◆ **WHAT YOU HAVE TO DO**
Look through the data for the string "Marek". Copy every line where it is found.

◆ **TASK DATA**
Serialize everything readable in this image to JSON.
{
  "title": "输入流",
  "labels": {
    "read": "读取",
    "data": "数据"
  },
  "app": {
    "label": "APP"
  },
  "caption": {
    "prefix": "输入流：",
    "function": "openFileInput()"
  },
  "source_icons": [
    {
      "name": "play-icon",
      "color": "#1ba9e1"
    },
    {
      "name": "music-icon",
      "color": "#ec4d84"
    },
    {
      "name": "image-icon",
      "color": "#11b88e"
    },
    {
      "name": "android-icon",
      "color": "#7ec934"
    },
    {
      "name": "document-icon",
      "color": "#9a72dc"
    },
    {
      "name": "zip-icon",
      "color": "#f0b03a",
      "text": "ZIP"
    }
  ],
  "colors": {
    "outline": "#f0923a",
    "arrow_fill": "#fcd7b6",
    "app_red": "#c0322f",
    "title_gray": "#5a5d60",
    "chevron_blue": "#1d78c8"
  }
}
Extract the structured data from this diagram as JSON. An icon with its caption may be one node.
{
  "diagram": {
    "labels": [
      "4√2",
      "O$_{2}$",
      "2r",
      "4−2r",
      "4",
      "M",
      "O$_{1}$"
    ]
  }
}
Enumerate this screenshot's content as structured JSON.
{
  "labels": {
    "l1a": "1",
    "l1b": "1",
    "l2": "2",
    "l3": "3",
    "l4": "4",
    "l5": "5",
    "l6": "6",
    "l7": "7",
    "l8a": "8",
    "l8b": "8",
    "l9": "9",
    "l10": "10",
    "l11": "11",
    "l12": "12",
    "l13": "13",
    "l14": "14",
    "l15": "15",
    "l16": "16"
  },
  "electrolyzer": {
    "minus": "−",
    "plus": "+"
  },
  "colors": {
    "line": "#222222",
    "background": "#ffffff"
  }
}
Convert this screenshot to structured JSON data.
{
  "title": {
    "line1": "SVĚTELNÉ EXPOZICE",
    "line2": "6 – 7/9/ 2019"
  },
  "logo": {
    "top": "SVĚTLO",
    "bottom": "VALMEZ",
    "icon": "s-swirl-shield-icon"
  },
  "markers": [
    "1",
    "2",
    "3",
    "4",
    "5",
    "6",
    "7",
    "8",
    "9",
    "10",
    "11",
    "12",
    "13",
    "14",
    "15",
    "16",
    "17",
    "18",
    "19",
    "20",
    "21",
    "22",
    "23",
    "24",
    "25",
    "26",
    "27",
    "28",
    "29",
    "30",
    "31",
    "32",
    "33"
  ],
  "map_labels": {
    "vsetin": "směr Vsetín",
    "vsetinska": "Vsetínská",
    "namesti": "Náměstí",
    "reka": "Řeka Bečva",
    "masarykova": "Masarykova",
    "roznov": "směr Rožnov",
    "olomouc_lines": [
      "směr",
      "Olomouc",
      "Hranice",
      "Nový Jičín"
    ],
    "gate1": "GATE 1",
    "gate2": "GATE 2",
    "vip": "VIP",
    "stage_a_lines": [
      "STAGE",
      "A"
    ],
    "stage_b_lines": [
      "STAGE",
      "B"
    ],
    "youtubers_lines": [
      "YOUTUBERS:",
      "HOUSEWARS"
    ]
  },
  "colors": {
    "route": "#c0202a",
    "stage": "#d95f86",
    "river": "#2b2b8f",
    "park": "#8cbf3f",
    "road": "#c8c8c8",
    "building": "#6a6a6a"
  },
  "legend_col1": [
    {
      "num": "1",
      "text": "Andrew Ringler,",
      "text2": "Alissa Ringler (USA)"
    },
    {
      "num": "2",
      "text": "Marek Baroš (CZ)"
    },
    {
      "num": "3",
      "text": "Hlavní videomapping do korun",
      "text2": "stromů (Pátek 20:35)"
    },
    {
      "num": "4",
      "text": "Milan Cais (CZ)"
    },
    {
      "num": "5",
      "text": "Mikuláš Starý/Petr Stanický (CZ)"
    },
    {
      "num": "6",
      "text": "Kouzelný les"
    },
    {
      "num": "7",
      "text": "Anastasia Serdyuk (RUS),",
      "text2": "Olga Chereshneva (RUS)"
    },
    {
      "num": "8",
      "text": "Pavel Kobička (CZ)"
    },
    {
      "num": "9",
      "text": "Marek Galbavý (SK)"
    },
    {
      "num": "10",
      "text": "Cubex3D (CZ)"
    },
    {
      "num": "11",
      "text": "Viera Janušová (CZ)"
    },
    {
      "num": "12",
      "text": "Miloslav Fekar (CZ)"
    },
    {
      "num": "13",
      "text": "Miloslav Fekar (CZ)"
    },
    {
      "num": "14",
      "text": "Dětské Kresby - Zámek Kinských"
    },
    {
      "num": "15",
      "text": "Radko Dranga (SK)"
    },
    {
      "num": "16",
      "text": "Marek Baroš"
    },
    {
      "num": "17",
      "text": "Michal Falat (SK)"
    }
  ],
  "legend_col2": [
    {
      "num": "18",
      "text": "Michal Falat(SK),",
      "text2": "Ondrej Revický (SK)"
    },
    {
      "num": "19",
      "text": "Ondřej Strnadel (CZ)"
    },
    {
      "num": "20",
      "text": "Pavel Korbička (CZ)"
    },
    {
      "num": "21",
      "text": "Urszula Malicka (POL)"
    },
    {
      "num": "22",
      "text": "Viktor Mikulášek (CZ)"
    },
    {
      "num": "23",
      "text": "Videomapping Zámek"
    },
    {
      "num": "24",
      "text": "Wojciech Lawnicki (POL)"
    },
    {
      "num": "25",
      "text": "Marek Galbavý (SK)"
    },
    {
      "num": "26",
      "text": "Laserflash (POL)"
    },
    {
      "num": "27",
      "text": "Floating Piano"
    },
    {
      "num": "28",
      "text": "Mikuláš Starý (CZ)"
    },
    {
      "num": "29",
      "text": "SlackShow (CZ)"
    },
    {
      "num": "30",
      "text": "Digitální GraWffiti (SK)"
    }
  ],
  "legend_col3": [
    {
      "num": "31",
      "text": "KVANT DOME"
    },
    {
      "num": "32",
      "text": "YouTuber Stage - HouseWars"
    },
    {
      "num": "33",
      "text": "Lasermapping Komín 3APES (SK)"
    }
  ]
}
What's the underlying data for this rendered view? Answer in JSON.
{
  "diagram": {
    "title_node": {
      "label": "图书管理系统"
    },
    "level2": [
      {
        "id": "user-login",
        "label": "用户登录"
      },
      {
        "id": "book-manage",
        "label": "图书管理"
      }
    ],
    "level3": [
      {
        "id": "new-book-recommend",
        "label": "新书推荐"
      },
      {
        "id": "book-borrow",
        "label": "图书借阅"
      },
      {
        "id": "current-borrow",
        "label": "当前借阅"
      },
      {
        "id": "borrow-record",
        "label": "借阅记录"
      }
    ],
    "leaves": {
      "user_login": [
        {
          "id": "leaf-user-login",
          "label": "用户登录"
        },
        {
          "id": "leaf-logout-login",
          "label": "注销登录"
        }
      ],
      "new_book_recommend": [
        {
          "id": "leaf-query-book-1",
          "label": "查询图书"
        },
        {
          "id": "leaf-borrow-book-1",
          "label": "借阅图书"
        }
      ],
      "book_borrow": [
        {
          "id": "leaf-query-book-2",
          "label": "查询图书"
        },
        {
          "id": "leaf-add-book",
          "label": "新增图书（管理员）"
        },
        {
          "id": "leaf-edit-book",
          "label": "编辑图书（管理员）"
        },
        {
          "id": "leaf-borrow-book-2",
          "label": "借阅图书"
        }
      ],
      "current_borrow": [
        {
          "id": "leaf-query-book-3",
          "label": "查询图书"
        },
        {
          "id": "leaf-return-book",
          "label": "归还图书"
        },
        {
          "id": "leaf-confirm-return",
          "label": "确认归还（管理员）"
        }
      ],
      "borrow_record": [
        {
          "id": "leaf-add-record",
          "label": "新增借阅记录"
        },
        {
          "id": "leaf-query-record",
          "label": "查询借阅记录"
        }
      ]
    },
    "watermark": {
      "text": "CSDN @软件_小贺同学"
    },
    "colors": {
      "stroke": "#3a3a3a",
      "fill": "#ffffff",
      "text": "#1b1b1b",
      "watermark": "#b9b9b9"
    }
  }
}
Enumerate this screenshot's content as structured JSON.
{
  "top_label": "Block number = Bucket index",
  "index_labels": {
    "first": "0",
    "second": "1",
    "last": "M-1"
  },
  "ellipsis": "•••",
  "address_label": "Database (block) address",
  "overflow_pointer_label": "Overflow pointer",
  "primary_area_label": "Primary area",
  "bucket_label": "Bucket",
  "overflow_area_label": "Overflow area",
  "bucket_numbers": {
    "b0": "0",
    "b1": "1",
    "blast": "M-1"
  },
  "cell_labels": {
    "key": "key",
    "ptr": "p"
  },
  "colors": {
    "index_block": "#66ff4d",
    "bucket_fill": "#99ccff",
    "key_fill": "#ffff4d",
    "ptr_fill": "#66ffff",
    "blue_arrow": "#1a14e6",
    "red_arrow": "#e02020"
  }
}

◆ **ANSWER TO THIS EXERCISE**
      "text": "Marek Baroš (CZ)"
      "text": "Marek Galbavý (SK)"
      "text": "Marek Baroš"
      "text": "Marek Galbavý (SK)"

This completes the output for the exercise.